• [Exercise objective]:
Set all the material down again unchanged, without the pictures.

------------

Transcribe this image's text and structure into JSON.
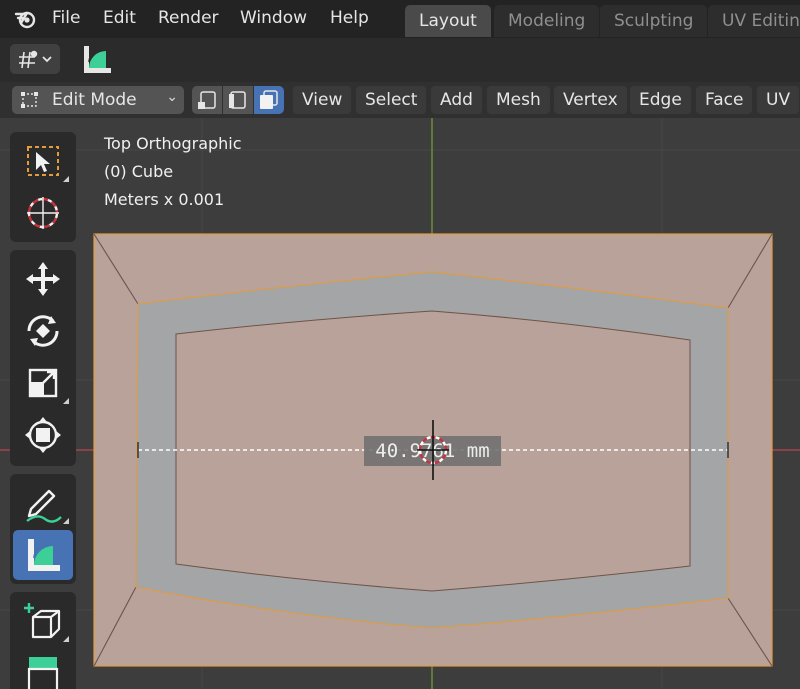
{
  "menu": {
    "items": [
      "File",
      "Edit",
      "Render",
      "Window",
      "Help"
    ]
  },
  "workspaces": {
    "tabs": [
      "Layout",
      "Modeling",
      "Sculpting",
      "UV Editing"
    ],
    "active": "Layout"
  },
  "header": {
    "mode": "Edit Mode",
    "menus": [
      "View",
      "Select",
      "Add",
      "Mesh",
      "Vertex",
      "Edge",
      "Face",
      "UV"
    ]
  },
  "viewport": {
    "view_name": "Top Orthographic",
    "object_name": "(0) Cube",
    "units": "Meters x 0.001",
    "measurement": "40.9761 mm"
  },
  "colors": {
    "accent": "#4772b3",
    "face_fill": "#b9a299",
    "selected_face": "#a3a5a6",
    "edge": "#e39b3c",
    "axis_x": "#a4434c",
    "axis_y": "#6c8b3a"
  }
}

------------

• [Result of this task]:
Transcribe this image's text and structure into JSON.
{
  "menu": {
    "items": [
      "File",
      "Edit",
      "Render",
      "Window",
      "Help"
    ]
  },
  "workspaces": {
    "tabs": [
      "Layout",
      "Modeling",
      "Sculpting",
      "UV Editing"
    ],
    "active": "Layout"
  },
  "header": {
    "mode": "Edit Mode",
    "menus": [
      "View",
      "Select",
      "Add",
      "Mesh",
      "Vertex",
      "Edge",
      "Face",
      "UV"
    ]
  },
  "viewport": {
    "view_name": "Top Orthographic",
    "object_name": "(0) Cube",
    "units": "Meters x 0.001",
    "measurement": "40.9761 mm"
  },
  "colors": {
    "accent": "#4772b3",
    "face_fill": "#b9a299",
    "selected_face": "#a3a5a6",
    "edge": "#e39b3c",
    "axis_x": "#a4434c",
    "axis_y": "#6c8b3a"
  }
}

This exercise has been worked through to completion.